Short problem: Write out the listing beneath this instruction in its entirety, exactly as it reads.
────
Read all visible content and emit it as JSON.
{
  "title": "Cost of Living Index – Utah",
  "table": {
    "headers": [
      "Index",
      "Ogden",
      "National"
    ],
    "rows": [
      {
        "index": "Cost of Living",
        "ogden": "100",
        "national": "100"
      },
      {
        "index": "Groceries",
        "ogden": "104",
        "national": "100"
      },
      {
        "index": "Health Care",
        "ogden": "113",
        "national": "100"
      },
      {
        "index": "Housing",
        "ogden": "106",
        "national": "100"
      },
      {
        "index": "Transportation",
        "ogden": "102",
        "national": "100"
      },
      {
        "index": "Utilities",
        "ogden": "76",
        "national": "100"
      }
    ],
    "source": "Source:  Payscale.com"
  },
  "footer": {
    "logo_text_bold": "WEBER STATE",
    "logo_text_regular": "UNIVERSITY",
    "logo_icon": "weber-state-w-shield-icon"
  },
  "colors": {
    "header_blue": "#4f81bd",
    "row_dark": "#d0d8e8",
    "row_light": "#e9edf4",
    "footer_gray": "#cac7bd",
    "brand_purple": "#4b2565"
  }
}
────
Answer in full:
Read all visible content and emit it as JSON.
{
  "title": "Cost of Living Index – Utah",
  "table": {
    "headers": [
      "Index",
      "Ogden",
      "National"
    ],
    "rows": [
      {
        "index": "Cost of Living",
        "ogden": "100",
        "national": "100"
      },
      {
        "index": "Groceries",
        "ogden": "104",
        "national": "100"
      },
      {
        "index": "Health Care",
        "ogden": "113",
        "national": "100"
      },
      {
        "index": "Housing",
        "ogden": "106",
        "national": "100"
      },
      {
        "index": "Transportation",
        "ogden": "102",
        "national": "100"
      },
      {
        "index": "Utilities",
        "ogden": "76",
        "national": "100"
      }
    ],
    "source": "Source:  Payscale.com"
  },
  "footer": {
    "logo_text_bold": "WEBER STATE",
    "logo_text_regular": "UNIVERSITY",
    "logo_icon": "weber-state-w-shield-icon"
  },
  "colors": {
    "header_blue": "#4f81bd",
    "row_dark": "#d0d8e8",
    "row_light": "#e9edf4",
    "footer_gray": "#cac7bd",
    "brand_purple": "#4b2565"
  }
}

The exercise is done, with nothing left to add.